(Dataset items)
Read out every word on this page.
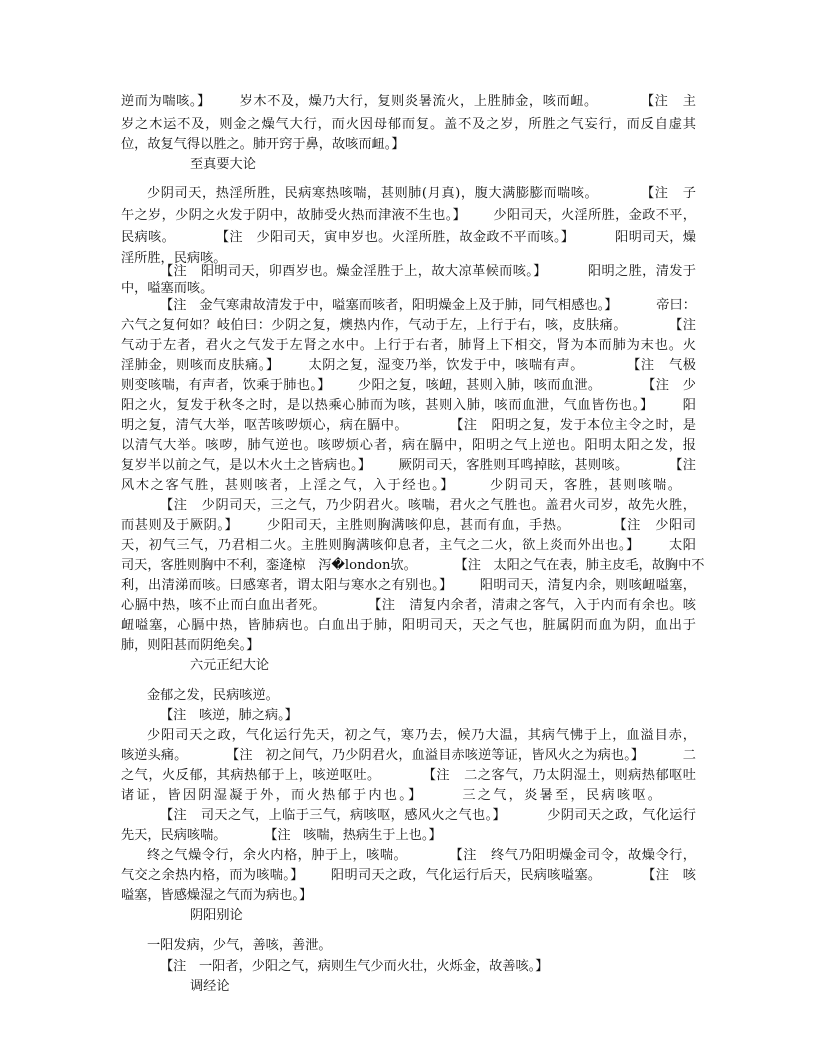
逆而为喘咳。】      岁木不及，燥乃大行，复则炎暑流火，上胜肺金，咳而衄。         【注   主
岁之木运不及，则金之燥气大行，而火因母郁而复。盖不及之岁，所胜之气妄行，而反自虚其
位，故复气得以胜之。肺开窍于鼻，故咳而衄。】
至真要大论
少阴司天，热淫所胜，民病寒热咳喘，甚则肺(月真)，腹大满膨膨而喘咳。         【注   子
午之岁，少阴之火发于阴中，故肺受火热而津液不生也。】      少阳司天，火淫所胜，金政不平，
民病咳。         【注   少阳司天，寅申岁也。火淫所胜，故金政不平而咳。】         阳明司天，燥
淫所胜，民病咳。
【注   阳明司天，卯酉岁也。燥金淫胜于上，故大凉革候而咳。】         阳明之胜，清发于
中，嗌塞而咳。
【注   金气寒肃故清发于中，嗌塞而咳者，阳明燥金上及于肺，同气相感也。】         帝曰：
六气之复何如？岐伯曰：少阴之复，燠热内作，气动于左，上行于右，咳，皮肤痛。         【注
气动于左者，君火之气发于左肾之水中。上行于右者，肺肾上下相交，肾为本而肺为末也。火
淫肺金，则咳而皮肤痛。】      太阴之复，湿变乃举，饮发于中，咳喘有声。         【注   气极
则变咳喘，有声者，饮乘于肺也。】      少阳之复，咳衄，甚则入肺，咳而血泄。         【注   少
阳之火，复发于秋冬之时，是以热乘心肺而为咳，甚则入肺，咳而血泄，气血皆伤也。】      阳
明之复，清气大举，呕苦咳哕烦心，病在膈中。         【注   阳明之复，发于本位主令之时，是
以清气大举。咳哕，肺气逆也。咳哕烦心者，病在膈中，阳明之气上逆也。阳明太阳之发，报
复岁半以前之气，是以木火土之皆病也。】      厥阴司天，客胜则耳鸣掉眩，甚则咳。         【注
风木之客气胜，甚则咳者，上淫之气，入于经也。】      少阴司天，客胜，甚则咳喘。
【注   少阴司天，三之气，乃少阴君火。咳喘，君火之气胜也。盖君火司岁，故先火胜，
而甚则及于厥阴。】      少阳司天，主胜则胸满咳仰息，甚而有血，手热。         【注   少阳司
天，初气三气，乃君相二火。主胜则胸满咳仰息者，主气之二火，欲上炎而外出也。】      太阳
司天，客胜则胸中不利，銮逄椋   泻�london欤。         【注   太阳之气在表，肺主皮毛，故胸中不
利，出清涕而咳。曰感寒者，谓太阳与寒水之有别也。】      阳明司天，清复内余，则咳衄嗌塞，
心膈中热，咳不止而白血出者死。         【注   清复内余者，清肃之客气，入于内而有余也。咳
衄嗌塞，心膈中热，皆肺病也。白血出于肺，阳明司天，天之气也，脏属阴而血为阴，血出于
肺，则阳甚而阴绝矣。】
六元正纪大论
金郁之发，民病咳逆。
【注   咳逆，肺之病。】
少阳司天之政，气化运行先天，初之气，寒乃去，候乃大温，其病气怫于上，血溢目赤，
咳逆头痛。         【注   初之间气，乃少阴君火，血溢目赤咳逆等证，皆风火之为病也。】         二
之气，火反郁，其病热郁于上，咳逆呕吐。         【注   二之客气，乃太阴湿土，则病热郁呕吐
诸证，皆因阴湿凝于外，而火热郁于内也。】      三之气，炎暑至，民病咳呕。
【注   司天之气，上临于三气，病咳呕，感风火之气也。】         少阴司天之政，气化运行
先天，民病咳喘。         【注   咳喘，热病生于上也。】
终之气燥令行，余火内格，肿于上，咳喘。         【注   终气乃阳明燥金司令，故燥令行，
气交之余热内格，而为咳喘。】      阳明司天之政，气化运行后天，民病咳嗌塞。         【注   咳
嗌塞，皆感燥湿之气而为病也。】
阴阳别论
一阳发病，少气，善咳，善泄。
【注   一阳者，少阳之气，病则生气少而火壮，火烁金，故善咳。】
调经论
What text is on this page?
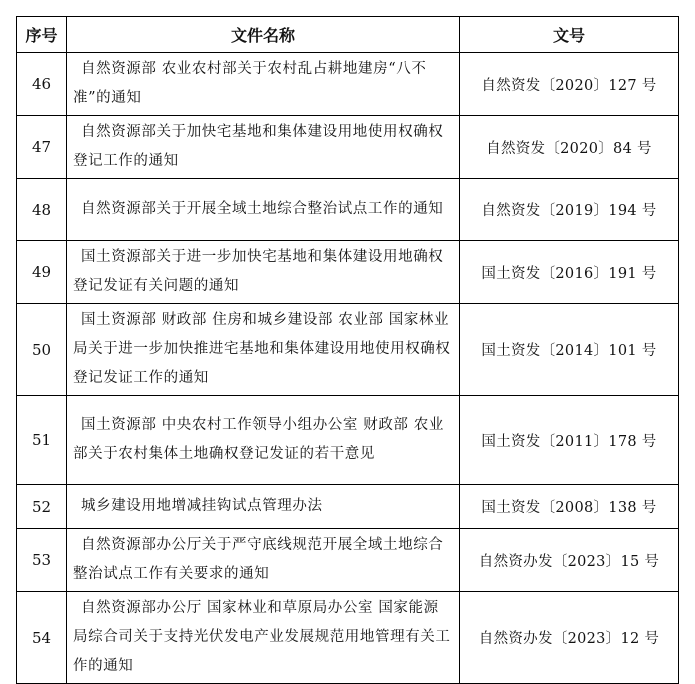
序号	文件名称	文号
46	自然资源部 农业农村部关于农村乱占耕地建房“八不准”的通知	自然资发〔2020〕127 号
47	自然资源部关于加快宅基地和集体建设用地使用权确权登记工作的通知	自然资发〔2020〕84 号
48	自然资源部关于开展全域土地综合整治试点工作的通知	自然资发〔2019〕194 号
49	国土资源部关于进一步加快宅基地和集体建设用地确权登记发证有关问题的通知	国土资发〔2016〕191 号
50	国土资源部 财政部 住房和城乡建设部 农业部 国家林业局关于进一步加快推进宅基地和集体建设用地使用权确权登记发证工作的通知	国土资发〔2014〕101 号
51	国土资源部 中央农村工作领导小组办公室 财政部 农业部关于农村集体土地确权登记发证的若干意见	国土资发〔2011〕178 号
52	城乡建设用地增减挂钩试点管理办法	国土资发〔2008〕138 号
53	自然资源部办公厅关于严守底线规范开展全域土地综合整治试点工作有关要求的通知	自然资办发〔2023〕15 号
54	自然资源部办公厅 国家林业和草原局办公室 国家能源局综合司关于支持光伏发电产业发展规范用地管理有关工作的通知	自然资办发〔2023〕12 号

## What is being asked
Copy down every line of the entries containing the word "自然资办发".

## Answer for the task
53	自然资源部办公厅关于严守底线规范开展全域土地综合整治试点工作有关要求的通知	自然资办发〔2023〕15 号
54	自然资源部办公厅 国家林业和草原局办公室 国家能源局综合司关于支持光伏发电产业发展规范用地管理有关工作的通知	自然资办发〔2023〕12 号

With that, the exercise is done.